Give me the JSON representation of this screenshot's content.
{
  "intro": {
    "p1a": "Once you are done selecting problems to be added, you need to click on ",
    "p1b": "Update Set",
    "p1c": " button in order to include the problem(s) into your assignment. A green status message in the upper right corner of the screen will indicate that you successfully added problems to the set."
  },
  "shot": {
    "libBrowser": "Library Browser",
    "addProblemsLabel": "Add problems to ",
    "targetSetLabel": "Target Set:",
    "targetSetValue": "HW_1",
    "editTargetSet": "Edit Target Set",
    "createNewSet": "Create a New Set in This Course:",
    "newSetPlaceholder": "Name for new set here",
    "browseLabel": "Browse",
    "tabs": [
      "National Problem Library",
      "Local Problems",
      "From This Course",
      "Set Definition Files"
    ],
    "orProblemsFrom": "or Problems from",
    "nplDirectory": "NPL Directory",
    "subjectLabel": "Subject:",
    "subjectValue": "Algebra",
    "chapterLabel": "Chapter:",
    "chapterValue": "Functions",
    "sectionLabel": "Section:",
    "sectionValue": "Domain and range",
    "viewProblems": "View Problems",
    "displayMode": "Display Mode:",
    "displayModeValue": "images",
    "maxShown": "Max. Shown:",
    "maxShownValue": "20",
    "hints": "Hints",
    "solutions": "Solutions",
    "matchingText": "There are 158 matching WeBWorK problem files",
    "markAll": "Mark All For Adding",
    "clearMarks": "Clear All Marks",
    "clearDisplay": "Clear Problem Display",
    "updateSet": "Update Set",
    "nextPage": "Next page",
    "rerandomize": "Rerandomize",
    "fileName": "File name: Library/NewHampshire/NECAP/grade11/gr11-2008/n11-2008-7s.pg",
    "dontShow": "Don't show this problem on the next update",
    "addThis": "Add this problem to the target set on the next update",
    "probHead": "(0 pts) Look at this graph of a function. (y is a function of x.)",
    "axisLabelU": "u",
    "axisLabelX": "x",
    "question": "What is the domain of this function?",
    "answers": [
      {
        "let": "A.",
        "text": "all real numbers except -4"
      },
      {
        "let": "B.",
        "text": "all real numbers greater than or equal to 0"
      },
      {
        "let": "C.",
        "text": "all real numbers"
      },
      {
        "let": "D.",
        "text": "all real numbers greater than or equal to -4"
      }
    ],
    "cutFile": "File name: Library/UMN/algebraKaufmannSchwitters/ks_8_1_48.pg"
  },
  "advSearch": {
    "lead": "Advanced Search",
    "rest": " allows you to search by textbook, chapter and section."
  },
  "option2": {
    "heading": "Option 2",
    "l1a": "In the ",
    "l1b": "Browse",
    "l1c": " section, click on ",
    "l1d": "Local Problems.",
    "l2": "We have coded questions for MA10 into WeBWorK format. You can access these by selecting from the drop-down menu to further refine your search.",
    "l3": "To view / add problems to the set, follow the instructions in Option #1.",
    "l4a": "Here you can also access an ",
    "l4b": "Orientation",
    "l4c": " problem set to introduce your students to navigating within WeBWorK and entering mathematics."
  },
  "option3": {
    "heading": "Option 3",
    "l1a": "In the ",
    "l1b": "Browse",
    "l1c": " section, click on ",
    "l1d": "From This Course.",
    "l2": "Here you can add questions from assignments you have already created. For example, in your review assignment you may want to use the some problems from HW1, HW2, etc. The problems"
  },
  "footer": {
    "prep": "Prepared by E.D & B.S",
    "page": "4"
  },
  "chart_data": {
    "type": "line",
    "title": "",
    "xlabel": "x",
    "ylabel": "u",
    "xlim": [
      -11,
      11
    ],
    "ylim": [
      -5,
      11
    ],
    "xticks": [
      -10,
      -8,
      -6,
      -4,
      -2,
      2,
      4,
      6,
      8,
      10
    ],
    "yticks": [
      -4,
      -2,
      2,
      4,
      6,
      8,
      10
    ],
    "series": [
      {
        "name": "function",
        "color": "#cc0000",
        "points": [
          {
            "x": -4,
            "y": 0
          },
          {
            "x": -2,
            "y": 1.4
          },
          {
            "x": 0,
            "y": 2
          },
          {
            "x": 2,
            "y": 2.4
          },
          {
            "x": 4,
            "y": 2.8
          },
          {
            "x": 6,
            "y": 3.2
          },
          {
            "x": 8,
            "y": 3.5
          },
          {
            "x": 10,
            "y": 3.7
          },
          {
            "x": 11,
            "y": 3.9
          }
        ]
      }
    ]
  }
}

^^^^^^^^^^^^^^^^

◆ THE REQUEST ◆
Find and copy every line in the entries above where the string "Library" occurs.

◆ EXERCISE RESULT ◆
    "libBrowser": "Library Browser",
      "National Problem Library",
    "fileName": "File name: Library/NewHampshire/NECAP/grade11/gr11-2008/n11-2008-7s.pg",
    "cutFile": "File name: Library/UMN/algebraKaufmannSchwitters/ks_8_1_48.pg"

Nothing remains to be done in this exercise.